=== Information supplied ===
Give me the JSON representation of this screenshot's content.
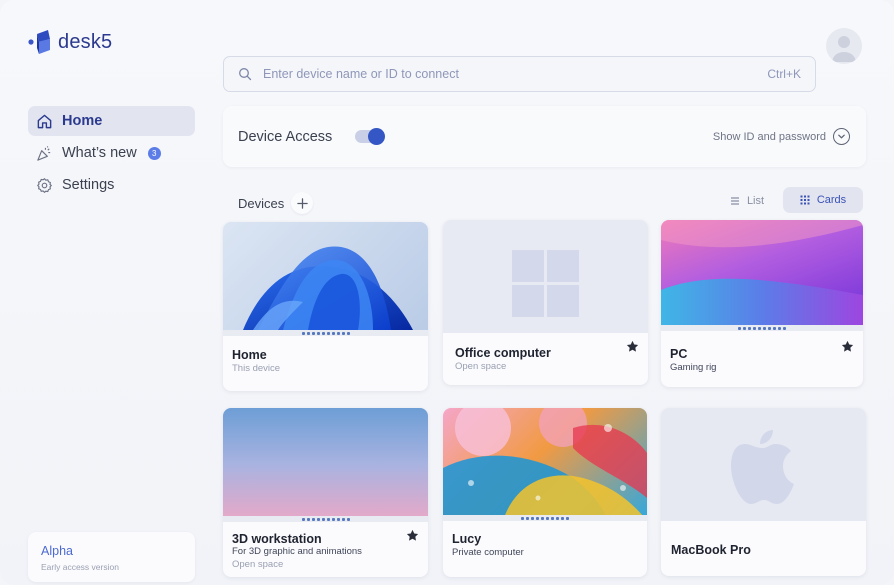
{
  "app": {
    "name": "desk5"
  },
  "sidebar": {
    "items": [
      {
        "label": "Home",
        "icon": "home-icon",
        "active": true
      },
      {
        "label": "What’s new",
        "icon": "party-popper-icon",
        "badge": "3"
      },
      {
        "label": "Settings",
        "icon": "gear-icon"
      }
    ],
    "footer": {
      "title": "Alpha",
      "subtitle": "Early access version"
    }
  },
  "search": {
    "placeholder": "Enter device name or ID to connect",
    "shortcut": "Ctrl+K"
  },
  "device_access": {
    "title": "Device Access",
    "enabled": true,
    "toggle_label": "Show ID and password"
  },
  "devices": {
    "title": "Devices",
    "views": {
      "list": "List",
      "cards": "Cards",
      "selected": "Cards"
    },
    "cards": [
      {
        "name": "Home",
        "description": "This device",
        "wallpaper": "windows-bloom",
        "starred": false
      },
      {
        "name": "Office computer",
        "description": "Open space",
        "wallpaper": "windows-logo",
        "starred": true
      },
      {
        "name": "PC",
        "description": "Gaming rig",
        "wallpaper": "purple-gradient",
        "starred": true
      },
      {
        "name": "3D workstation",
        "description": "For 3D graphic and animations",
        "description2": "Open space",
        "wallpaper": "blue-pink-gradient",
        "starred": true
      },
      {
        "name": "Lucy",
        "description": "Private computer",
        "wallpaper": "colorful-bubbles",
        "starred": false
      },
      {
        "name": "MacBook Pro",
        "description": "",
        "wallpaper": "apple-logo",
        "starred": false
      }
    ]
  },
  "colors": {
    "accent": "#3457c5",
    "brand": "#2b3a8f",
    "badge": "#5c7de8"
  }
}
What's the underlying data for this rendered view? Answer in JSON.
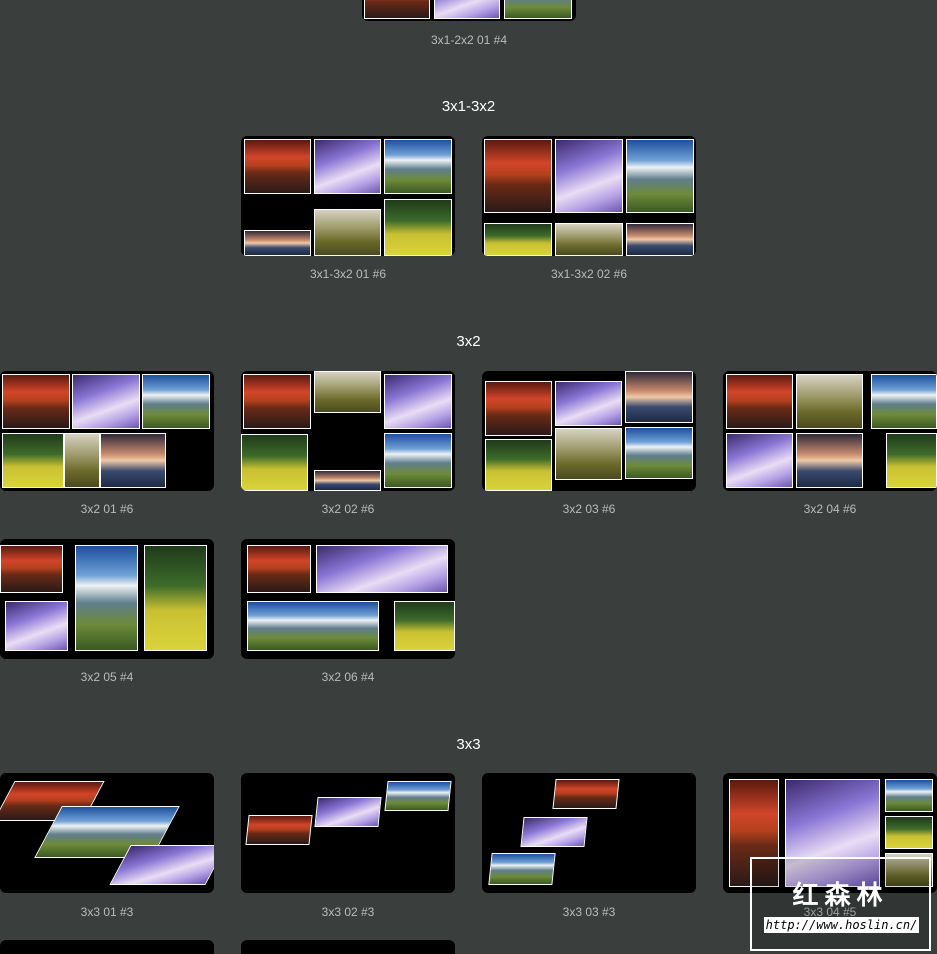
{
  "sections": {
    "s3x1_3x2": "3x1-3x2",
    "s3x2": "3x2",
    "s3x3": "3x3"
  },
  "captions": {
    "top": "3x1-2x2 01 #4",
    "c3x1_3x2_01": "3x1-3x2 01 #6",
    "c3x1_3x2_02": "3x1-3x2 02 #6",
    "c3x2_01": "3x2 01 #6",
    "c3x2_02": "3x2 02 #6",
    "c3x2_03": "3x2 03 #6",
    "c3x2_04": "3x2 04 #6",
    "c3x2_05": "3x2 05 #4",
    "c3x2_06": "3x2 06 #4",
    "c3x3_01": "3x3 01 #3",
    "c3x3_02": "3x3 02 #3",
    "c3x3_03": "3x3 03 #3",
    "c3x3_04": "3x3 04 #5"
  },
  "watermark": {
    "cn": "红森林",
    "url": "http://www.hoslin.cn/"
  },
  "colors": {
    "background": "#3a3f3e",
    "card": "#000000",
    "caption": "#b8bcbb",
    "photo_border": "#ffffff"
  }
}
===
Short problem: Quote the data exactly, leaving every image out of the copy.

Result of this exercise:
Give me the JSON representation of this screenshot's content.
{
  "app": {
    "name": "desk5"
  },
  "sidebar": {
    "items": [
      {
        "label": "Home",
        "icon": "home-icon",
        "active": true
      },
      {
        "label": "What’s new",
        "icon": "party-popper-icon",
        "badge": "3"
      },
      {
        "label": "Settings",
        "icon": "gear-icon"
      }
    ],
    "footer": {
      "title": "Alpha",
      "subtitle": "Early access version"
    }
  },
  "search": {
    "placeholder": "Enter device name or ID to connect",
    "shortcut": "Ctrl+K"
  },
  "device_access": {
    "title": "Device Access",
    "enabled": true,
    "toggle_label": "Show ID and password"
  },
  "devices": {
    "title": "Devices",
    "views": {
      "list": "List",
      "cards": "Cards",
      "selected": "Cards"
    },
    "cards": [
      {
        "name": "Home",
        "description": "This device",
        "wallpaper": "windows-bloom",
        "starred": false
      },
      {
        "name": "Office computer",
        "description": "Open space",
        "wallpaper": "windows-logo",
        "starred": true
      },
      {
        "name": "PC",
        "description": "Gaming rig",
        "wallpaper": "purple-gradient",
        "starred": true
      },
      {
        "name": "3D workstation",
        "description": "For 3D graphic and animations",
        "description2": "Open space",
        "wallpaper": "blue-pink-gradient",
        "starred": true
      },
      {
        "name": "Lucy",
        "description": "Private computer",
        "wallpaper": "colorful-bubbles",
        "starred": false
      },
      {
        "name": "MacBook Pro",
        "description": "",
        "wallpaper": "apple-logo",
        "starred": false
      }
    ]
  },
  "colors": {
    "accent": "#3457c5",
    "brand": "#2b3a8f",
    "badge": "#5c7de8"
  }
}
What's the underlying data for this rendered view? Answer in JSON.
{
  "sections": {
    "s3x1_3x2": "3x1-3x2",
    "s3x2": "3x2",
    "s3x3": "3x3"
  },
  "captions": {
    "top": "3x1-2x2 01 #4",
    "c3x1_3x2_01": "3x1-3x2 01 #6",
    "c3x1_3x2_02": "3x1-3x2 02 #6",
    "c3x2_01": "3x2 01 #6",
    "c3x2_02": "3x2 02 #6",
    "c3x2_03": "3x2 03 #6",
    "c3x2_04": "3x2 04 #6",
    "c3x2_05": "3x2 05 #4",
    "c3x2_06": "3x2 06 #4",
    "c3x3_01": "3x3 01 #3",
    "c3x3_02": "3x3 02 #3",
    "c3x3_03": "3x3 03 #3",
    "c3x3_04": "3x3 04 #5"
  },
  "watermark": {
    "cn": "红森林",
    "url": "http://www.hoslin.cn/"
  },
  "colors": {
    "background": "#3a3f3e",
    "card": "#000000",
    "caption": "#b8bcbb",
    "photo_border": "#ffffff"
  }
}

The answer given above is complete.